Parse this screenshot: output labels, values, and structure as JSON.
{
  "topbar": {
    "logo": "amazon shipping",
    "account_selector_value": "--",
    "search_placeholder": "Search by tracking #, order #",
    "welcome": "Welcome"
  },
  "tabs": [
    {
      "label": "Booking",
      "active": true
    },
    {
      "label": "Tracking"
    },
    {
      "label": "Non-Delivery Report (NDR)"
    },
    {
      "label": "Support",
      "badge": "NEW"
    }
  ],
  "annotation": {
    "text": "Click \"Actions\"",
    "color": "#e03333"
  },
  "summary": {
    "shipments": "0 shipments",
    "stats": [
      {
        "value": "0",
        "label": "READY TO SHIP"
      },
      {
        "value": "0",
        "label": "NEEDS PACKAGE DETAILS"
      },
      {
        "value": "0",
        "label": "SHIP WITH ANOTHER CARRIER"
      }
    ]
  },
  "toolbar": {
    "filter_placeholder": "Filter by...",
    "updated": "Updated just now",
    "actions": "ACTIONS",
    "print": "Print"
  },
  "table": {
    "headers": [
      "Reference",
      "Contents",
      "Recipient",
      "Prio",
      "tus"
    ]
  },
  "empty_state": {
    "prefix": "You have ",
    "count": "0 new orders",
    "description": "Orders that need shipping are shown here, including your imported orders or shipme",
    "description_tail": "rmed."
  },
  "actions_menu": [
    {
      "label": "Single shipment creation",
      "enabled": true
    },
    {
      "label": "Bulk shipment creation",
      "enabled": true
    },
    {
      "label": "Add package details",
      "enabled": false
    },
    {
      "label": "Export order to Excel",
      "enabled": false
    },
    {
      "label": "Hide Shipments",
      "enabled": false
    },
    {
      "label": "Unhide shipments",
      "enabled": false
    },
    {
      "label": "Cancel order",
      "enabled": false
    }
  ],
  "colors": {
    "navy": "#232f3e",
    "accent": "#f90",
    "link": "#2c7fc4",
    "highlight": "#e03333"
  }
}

---

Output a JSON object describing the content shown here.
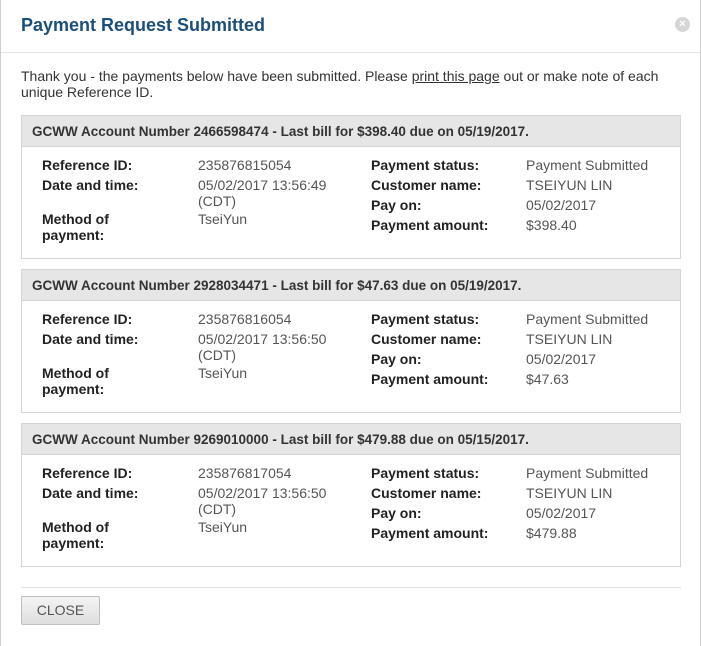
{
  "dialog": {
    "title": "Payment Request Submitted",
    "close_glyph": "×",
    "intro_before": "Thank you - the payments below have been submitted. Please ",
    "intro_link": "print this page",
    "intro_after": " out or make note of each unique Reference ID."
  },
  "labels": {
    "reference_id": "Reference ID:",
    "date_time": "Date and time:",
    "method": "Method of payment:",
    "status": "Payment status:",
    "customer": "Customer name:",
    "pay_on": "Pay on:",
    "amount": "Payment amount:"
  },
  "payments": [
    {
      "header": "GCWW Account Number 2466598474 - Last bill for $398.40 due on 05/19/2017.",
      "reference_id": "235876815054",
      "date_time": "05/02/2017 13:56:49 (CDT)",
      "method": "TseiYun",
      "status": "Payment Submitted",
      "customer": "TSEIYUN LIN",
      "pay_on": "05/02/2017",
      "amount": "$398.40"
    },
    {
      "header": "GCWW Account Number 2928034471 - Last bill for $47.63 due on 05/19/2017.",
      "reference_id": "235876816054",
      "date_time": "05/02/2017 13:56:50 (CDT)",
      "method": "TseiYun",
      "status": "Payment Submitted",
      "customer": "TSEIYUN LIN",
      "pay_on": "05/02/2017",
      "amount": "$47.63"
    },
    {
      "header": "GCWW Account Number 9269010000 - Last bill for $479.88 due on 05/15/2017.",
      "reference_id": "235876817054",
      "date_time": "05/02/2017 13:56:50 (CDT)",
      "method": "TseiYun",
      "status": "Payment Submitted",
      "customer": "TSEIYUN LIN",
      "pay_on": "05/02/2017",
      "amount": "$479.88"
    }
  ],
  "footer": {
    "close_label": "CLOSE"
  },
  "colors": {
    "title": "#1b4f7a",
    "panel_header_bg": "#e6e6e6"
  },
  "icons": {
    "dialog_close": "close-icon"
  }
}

* * *

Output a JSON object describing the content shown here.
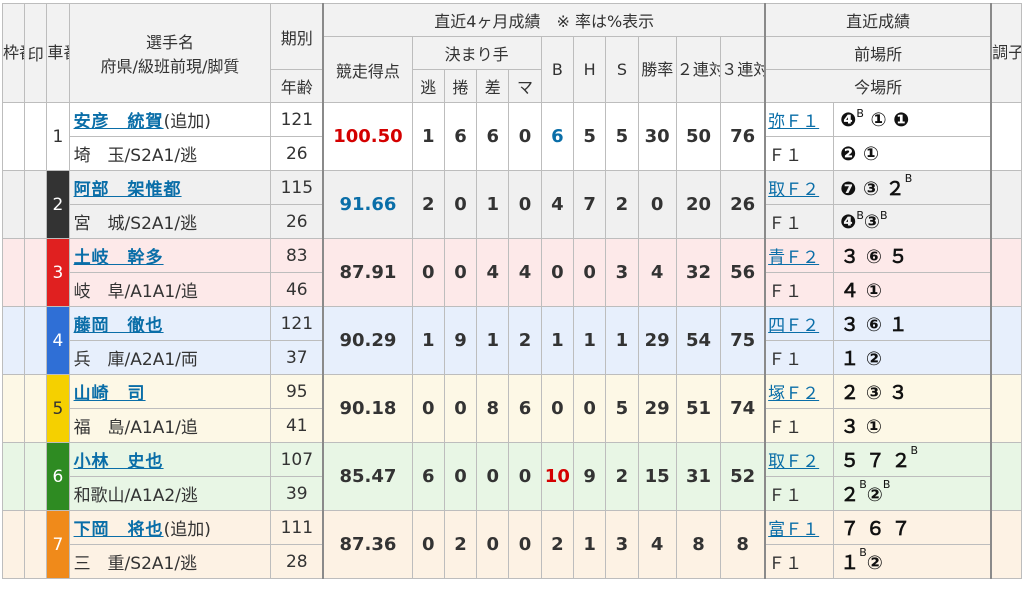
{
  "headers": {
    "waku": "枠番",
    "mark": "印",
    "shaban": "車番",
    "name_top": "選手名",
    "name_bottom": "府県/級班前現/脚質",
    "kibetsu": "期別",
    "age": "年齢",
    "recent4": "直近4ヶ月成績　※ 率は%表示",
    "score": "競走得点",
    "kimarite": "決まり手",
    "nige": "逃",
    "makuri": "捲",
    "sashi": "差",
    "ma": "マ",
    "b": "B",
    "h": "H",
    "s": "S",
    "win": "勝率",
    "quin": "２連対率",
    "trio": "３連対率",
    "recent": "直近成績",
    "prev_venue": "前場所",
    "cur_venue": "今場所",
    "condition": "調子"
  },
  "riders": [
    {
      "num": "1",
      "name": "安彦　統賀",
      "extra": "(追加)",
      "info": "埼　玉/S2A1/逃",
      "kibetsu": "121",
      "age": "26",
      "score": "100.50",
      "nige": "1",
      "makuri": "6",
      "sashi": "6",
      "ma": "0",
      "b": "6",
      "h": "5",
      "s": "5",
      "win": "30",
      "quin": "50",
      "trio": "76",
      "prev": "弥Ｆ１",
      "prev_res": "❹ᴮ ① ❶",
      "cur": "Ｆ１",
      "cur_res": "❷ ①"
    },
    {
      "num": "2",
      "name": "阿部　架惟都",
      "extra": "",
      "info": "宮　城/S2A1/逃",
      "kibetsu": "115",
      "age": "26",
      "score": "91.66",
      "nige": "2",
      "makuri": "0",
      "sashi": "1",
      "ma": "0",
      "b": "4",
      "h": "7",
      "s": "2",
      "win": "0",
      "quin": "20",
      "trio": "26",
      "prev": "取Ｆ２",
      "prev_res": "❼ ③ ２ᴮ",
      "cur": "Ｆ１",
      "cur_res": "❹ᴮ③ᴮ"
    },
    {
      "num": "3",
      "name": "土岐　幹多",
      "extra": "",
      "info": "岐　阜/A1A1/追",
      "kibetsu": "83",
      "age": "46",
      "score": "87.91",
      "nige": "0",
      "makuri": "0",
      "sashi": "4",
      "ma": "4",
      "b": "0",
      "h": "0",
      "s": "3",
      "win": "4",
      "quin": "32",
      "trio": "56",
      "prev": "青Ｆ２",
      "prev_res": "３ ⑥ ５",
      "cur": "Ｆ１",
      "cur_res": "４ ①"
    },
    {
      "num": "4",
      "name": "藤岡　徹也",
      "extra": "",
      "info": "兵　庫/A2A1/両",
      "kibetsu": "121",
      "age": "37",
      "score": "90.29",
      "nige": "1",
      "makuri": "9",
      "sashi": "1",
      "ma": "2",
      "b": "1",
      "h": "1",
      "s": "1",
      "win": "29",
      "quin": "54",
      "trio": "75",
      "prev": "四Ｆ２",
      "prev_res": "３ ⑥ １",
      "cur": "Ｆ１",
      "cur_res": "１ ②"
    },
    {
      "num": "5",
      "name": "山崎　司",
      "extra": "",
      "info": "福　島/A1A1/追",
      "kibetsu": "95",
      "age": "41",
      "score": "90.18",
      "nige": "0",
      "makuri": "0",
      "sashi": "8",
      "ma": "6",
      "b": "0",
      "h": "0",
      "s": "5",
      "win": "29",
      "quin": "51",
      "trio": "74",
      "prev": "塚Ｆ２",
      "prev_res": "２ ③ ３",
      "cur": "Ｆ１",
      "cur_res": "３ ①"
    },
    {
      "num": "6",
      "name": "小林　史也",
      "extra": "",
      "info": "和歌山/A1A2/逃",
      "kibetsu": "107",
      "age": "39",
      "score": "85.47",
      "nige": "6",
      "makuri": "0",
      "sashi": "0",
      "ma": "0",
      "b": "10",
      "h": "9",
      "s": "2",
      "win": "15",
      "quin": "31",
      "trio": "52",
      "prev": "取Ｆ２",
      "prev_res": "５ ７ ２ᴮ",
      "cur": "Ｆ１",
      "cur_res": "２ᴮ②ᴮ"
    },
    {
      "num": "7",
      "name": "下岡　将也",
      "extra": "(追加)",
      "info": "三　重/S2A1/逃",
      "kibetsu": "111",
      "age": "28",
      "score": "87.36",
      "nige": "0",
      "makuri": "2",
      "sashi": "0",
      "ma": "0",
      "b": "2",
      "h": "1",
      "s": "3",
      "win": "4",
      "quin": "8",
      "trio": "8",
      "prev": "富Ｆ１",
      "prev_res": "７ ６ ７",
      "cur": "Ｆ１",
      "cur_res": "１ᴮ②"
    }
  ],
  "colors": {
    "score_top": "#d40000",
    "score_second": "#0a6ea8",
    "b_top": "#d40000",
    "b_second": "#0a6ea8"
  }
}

**Short exercise**
Locate the lines above that hold the word "labels". Show every one of them.

**Right answer**
Parse this screenshot: output labels, values, and structure as JSON.
  "labels": {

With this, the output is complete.